**REQUIRED WORK:** Turn every line of the listing below into a Markdown table with the columns Row and Entry, numbering the rows and skipping any blank lines.

>> Start SUPPLIED DATA

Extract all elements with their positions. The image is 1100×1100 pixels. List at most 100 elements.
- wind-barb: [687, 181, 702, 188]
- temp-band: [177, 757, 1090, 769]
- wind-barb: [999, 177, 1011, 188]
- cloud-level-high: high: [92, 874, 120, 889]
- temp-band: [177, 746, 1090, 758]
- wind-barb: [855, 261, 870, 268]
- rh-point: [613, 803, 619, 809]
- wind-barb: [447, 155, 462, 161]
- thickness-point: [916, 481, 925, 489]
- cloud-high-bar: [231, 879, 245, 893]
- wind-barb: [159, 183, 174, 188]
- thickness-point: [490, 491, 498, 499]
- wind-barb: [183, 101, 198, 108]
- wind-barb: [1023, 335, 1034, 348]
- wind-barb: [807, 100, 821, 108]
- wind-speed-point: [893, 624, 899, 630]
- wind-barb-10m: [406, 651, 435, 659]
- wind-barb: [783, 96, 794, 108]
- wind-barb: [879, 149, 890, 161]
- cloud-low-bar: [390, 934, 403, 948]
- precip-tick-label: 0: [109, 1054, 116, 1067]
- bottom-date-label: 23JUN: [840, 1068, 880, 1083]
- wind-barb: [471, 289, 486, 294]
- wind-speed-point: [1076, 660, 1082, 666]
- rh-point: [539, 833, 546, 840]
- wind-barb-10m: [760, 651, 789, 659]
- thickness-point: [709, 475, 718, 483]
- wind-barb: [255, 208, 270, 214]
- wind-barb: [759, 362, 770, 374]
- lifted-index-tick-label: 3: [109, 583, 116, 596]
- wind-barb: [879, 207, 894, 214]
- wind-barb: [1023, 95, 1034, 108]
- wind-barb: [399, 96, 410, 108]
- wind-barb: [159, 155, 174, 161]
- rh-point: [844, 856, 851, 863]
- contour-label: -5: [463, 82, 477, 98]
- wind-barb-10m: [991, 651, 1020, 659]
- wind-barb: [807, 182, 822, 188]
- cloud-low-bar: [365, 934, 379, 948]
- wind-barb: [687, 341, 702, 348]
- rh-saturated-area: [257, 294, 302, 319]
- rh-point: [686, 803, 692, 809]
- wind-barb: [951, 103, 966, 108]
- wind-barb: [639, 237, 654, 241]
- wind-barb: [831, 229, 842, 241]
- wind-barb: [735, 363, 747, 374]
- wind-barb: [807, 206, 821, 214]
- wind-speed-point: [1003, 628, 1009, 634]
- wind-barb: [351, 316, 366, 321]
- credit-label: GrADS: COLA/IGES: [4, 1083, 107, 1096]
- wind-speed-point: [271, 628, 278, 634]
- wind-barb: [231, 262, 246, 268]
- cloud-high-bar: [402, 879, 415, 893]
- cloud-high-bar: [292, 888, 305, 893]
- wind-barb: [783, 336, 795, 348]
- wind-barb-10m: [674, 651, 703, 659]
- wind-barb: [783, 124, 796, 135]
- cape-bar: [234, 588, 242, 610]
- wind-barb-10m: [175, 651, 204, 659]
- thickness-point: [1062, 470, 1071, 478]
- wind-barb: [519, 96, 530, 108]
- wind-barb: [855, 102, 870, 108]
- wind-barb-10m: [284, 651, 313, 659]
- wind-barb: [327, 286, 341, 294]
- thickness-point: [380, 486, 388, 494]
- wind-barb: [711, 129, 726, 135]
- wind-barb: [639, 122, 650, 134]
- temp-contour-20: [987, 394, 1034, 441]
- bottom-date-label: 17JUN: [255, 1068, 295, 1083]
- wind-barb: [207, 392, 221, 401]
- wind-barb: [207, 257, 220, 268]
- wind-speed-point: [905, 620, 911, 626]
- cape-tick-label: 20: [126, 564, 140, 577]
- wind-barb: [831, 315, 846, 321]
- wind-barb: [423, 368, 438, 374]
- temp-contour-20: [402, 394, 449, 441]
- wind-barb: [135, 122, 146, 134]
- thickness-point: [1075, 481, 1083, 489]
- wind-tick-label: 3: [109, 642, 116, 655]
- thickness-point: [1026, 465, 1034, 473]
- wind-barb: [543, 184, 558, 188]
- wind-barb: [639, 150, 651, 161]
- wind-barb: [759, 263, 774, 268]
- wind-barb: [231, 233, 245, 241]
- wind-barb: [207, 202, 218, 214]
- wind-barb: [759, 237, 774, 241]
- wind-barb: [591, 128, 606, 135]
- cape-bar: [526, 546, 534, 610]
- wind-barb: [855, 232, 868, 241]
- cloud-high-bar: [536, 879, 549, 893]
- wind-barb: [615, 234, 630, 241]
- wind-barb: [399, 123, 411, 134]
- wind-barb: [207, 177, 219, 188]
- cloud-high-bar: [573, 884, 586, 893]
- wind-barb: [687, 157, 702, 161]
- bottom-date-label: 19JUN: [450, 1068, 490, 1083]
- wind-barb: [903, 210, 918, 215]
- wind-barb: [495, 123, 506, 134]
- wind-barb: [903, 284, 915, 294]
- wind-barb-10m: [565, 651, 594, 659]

>> End SUPPLIED DATA

**RESPONSE FOR THIS EXERCISE:**
| Row | Entry |
|---|---|
| 1 | Extract all elements with their positions. The image is 1100×1100 pixels. List at most 100 elements. |
| 2 | - wind-barb: [687, 181, 702, 188] |
| 3 | - temp-band: [177, 757, 1090, 769] |
| 4 | - wind-barb: [999, 177, 1011, 188] |
| 5 | - cloud-level-high: high: [92, 874, 120, 889] |
| 6 | - temp-band: [177, 746, 1090, 758] |
| 7 | - wind-barb: [855, 261, 870, 268] |
| 8 | - rh-point: [613, 803, 619, 809] |
| 9 | - wind-barb: [447, 155, 462, 161] |
| 10 | - thickness-point: [916, 481, 925, 489] |
| 11 | - cloud-high-bar: [231, 879, 245, 893] |
| 12 | - wind-barb: [159, 183, 174, 188] |
| 13 | - thickness-point: [490, 491, 498, 499] |
| 14 | - wind-barb: [183, 101, 198, 108] |
| 15 | - wind-barb: [1023, 335, 1034, 348] |
| 16 | - wind-barb: [807, 100, 821, 108] |
| 17 | - wind-speed-point: [893, 624, 899, 630] |
| 18 | - wind-barb-10m: [406, 651, 435, 659] |
| 19 | - wind-barb: [783, 96, 794, 108] |
| 20 | - wind-barb: [879, 149, 890, 161] |
| 21 | - cloud-low-bar: [390, 934, 403, 948] |
| 22 | - precip-tick-label: 0: [109, 1054, 116, 1067] |
| 23 | - bottom-date-label: 23JUN: [840, 1068, 880, 1083] |
| 24 | - wind-barb: [471, 289, 486, 294] |
| 25 | - wind-speed-point: [1076, 660, 1082, 666] |
| 26 | - rh-point: [539, 833, 546, 840] |
| 27 | - wind-barb-10m: [760, 651, 789, 659] |
| 28 | - thickness-point: [709, 475, 718, 483] |
| 29 | - wind-barb: [255, 208, 270, 214] |
| 30 | - wind-barb: [759, 362, 770, 374] |
| 31 | - lifted-index-tick-label: 3: [109, 583, 116, 596] |
| 32 | - wind-barb: [879, 207, 894, 214] |
| 33 | - wind-barb: [1023, 95, 1034, 108] |
| 34 | - wind-barb: [399, 96, 410, 108] |
| 35 | - wind-barb: [159, 155, 174, 161] |
| 36 | - rh-point: [844, 856, 851, 863] |
| 37 | - contour-label: -5: [463, 82, 477, 98] |
| 38 | - wind-barb-10m: [991, 651, 1020, 659] |
| 39 | - wind-barb: [807, 182, 822, 188] |
| 40 | - cloud-low-bar: [365, 934, 379, 948] |
| 41 | - wind-barb: [687, 341, 702, 348] |
| 42 | - rh-saturated-area: [257, 294, 302, 319] |
| 43 | - rh-point: [686, 803, 692, 809] |
| 44 | - wind-barb: [951, 103, 966, 108] |
| 45 | - wind-barb: [639, 237, 654, 241] |
| 46 | - wind-barb: [831, 229, 842, 241] |
| 47 | - wind-barb: [735, 363, 747, 374] |
| 48 | - wind-barb: [807, 206, 821, 214] |
| 49 | - wind-speed-point: [1003, 628, 1009, 634] |
| 50 | - wind-barb: [351, 316, 366, 321] |
| 51 | - credit-label: GrADS: COLA/IGES: [4, 1083, 107, 1096] |
| 52 | - wind-speed-point: [271, 628, 278, 634] |
| 53 | - wind-barb: [231, 262, 246, 268] |
| 54 | - cloud-high-bar: [402, 879, 415, 893] |
| 55 | - cloud-high-bar: [292, 888, 305, 893] |
| 56 | - wind-barb: [783, 336, 795, 348] |
| 57 | - wind-barb-10m: [674, 651, 703, 659] |
| 58 | - wind-barb: [783, 124, 796, 135] |
| 59 | - cape-bar: [234, 588, 242, 610] |
| 60 | - wind-barb-10m: [175, 651, 204, 659] |
| 61 | - thickness-point: [1062, 470, 1071, 478] |
| 62 | - wind-barb: [519, 96, 530, 108] |
| 63 | - wind-barb: [855, 102, 870, 108] |
| 64 | - wind-barb-10m: [284, 651, 313, 659] |
| 65 | - wind-barb: [327, 286, 341, 294] |
| 66 | - thickness-point: [380, 486, 388, 494] |
| 67 | - wind-barb: [711, 129, 726, 135] |
| 68 | - wind-barb: [639, 122, 650, 134] |
| 69 | - temp-contour-20: [987, 394, 1034, 441] |
| 70 | - bottom-date-label: 17JUN: [255, 1068, 295, 1083] |
| 71 | - wind-barb: [207, 392, 221, 401] |
| 72 | - wind-barb: [207, 257, 220, 268] |
| 73 | - wind-speed-point: [905, 620, 911, 626] |
| 74 | - cape-tick-label: 20: [126, 564, 140, 577] |
| 75 | - wind-barb: [831, 315, 846, 321] |
| 76 | - wind-barb: [423, 368, 438, 374] |
| 77 | - temp-contour-20: [402, 394, 449, 441] |
| 78 | - wind-barb: [135, 122, 146, 134] |
| 79 | - thickness-point: [1075, 481, 1083, 489] |
| 80 | - wind-tick-label: 3: [109, 642, 116, 655] |
| 81 | - thickness-point: [1026, 465, 1034, 473] |
| 82 | - wind-barb: [543, 184, 558, 188] |
| 83 | - wind-barb: [639, 150, 651, 161] |
| 84 | - wind-barb: [759, 263, 774, 268] |
| 85 | - wind-barb: [231, 233, 245, 241] |
| 86 | - wind-barb: [207, 202, 218, 214] |
| 87 | - wind-barb: [759, 237, 774, 241] |
| 88 | - wind-barb: [591, 128, 606, 135] |
| 89 | - cape-bar: [526, 546, 534, 610] |
| 90 | - wind-barb: [855, 232, 868, 241] |
| 91 | - cloud-high-bar: [536, 879, 549, 893] |
| 92 | - wind-barb: [615, 234, 630, 241] |
| 93 | - wind-barb: [399, 123, 411, 134] |
| 94 | - wind-barb: [207, 177, 219, 188] |
| 95 | - cloud-high-bar: [573, 884, 586, 893] |
| 96 | - wind-barb: [687, 157, 702, 161] |
| 97 | - bottom-date-label: 19JUN: [450, 1068, 490, 1083] |
| 98 | - wind-barb: [903, 210, 918, 215] |
| 99 | - wind-barb: [495, 123, 506, 134] |
| 100 | - wind-barb: [903, 284, 915, 294] |
| 101 | - wind-barb-10m: [565, 651, 594, 659] |